[Records]
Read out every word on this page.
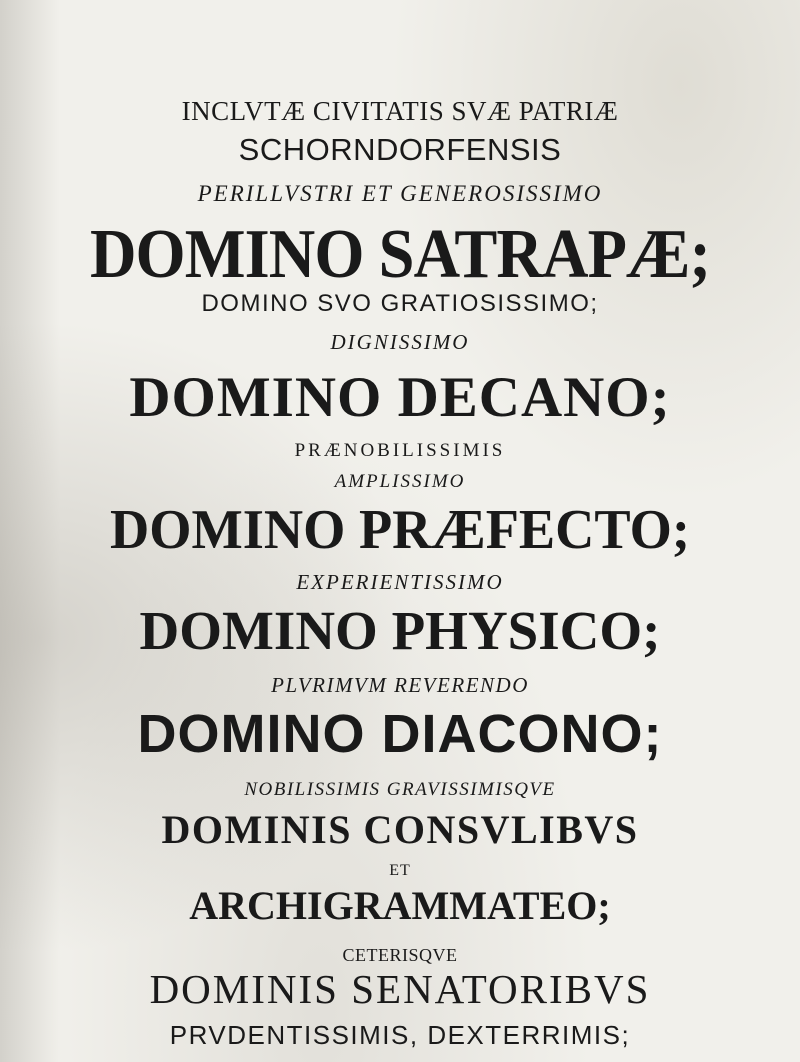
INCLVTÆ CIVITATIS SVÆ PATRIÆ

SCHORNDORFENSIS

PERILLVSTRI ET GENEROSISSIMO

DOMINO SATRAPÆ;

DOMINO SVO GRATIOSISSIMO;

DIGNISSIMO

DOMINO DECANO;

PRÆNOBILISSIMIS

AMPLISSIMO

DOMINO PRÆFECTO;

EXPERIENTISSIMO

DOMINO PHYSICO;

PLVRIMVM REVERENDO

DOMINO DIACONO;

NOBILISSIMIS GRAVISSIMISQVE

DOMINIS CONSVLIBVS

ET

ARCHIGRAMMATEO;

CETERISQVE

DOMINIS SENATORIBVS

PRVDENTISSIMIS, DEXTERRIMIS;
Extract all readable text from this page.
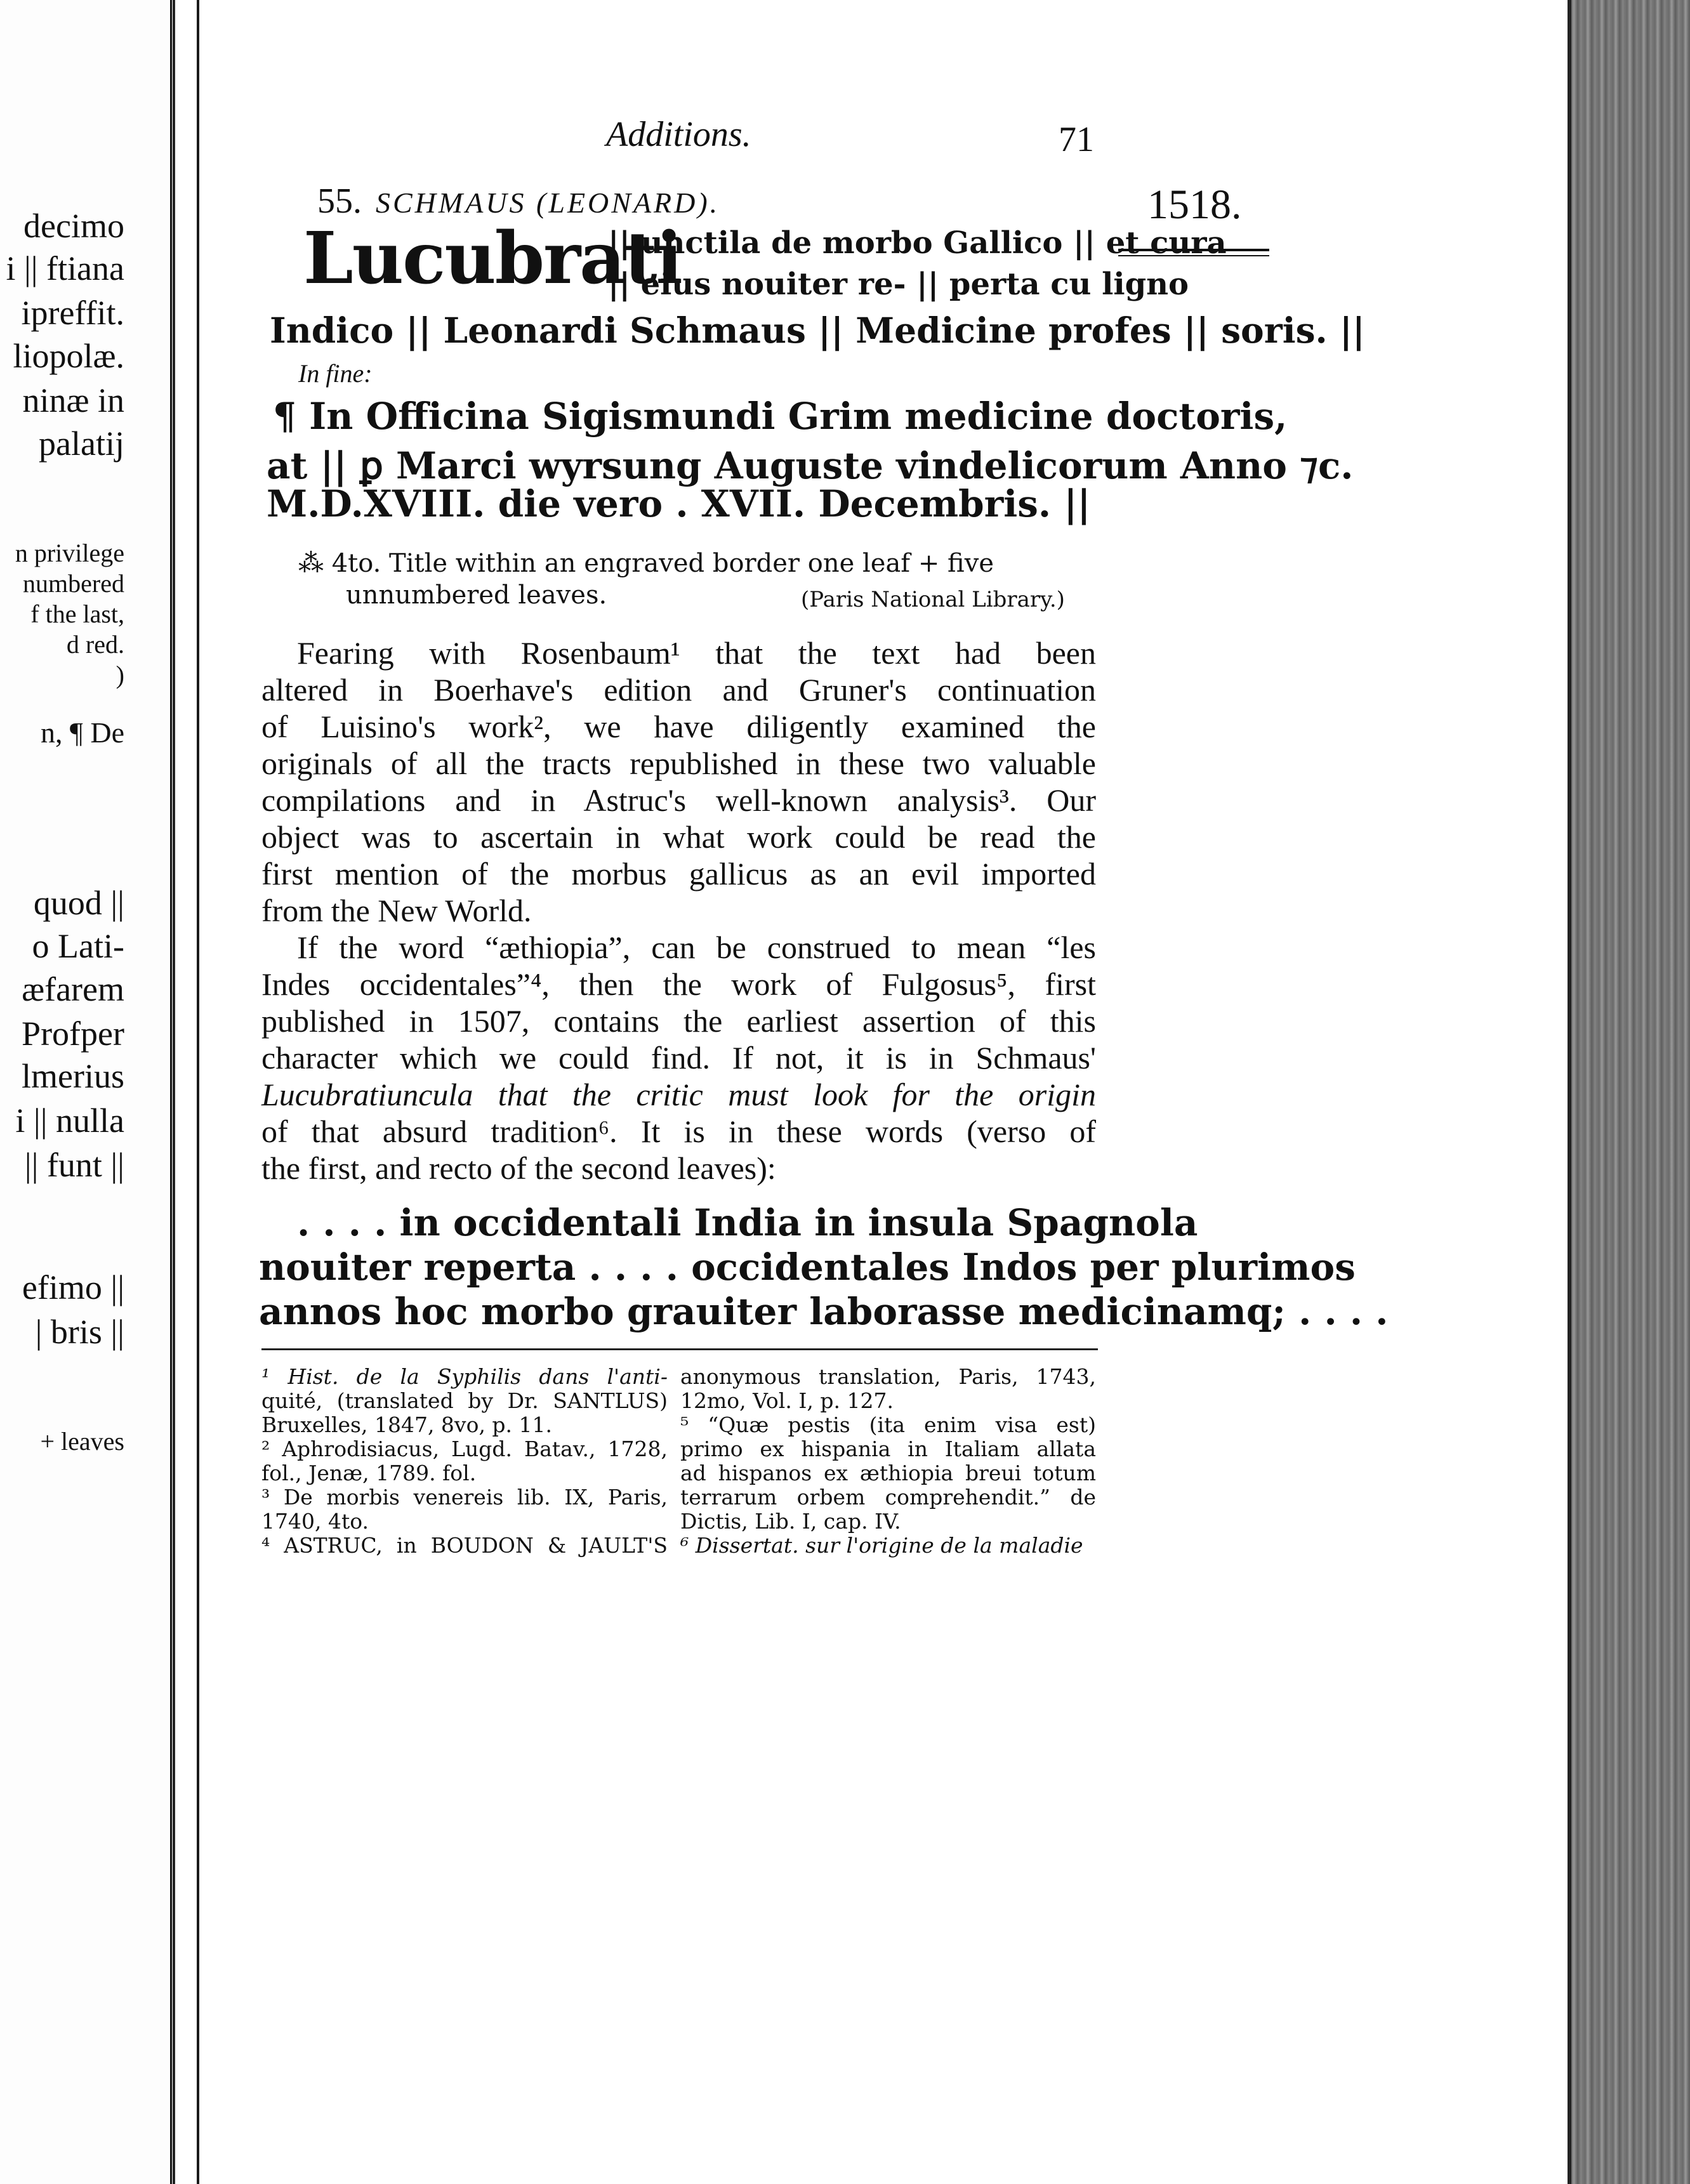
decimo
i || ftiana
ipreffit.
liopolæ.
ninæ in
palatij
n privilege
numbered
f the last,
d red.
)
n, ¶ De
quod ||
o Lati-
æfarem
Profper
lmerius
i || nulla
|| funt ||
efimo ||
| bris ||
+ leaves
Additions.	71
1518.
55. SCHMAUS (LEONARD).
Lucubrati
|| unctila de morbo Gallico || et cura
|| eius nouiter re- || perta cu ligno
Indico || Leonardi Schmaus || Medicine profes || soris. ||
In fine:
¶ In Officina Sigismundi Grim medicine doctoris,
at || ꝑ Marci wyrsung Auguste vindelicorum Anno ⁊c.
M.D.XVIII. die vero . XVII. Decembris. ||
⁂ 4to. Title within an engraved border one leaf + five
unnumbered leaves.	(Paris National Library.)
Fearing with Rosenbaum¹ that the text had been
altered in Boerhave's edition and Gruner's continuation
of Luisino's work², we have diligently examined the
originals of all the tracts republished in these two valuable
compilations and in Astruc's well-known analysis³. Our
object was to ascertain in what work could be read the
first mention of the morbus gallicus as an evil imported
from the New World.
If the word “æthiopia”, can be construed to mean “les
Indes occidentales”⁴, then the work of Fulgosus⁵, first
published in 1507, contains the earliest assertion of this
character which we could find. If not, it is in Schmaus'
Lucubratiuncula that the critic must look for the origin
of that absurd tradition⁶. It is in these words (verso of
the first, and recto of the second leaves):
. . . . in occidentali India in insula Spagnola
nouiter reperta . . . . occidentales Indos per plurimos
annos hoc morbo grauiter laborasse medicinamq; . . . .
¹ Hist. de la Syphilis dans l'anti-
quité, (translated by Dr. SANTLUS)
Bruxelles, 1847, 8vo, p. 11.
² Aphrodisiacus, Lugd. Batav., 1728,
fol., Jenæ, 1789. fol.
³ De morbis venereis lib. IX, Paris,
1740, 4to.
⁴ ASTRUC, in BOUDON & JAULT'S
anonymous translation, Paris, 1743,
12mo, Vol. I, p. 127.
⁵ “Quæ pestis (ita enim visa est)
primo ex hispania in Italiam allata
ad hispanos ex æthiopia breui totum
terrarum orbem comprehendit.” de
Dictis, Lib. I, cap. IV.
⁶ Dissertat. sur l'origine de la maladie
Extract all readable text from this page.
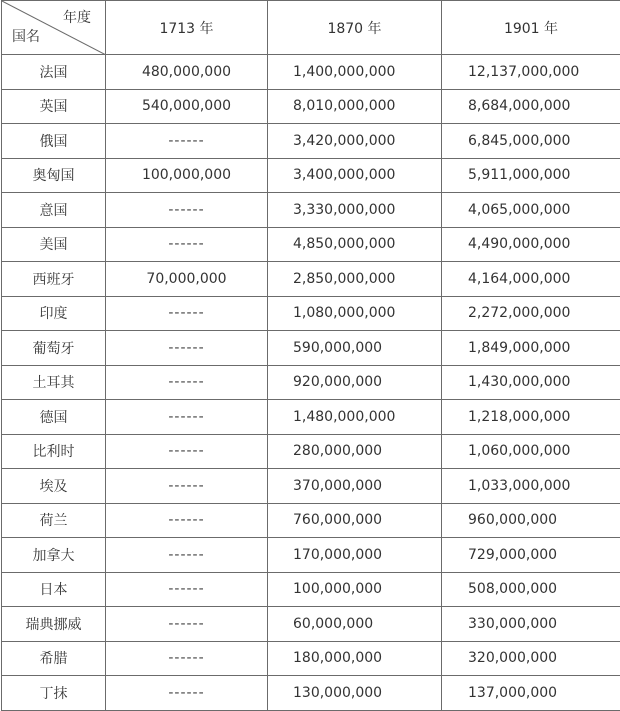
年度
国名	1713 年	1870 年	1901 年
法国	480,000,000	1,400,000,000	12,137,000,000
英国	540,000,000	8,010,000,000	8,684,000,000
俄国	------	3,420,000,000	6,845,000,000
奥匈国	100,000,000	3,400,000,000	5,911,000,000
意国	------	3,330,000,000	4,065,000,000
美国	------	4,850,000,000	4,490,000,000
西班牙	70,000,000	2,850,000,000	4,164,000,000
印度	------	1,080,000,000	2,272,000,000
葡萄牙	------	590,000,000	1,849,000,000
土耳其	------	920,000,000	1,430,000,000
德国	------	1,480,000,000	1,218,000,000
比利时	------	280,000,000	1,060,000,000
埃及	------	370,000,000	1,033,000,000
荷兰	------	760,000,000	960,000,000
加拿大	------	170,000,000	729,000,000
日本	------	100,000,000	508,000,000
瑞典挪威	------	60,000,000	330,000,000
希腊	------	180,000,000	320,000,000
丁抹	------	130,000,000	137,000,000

# EXERCISE OBJECTIVE:
Using the listing above, locate the lines that hold "these" and copy each one.

# FULL RESPONSE:
originals of all the tracts republished in these two valuable
of that absurd tradition⁶. It is in these words (verso of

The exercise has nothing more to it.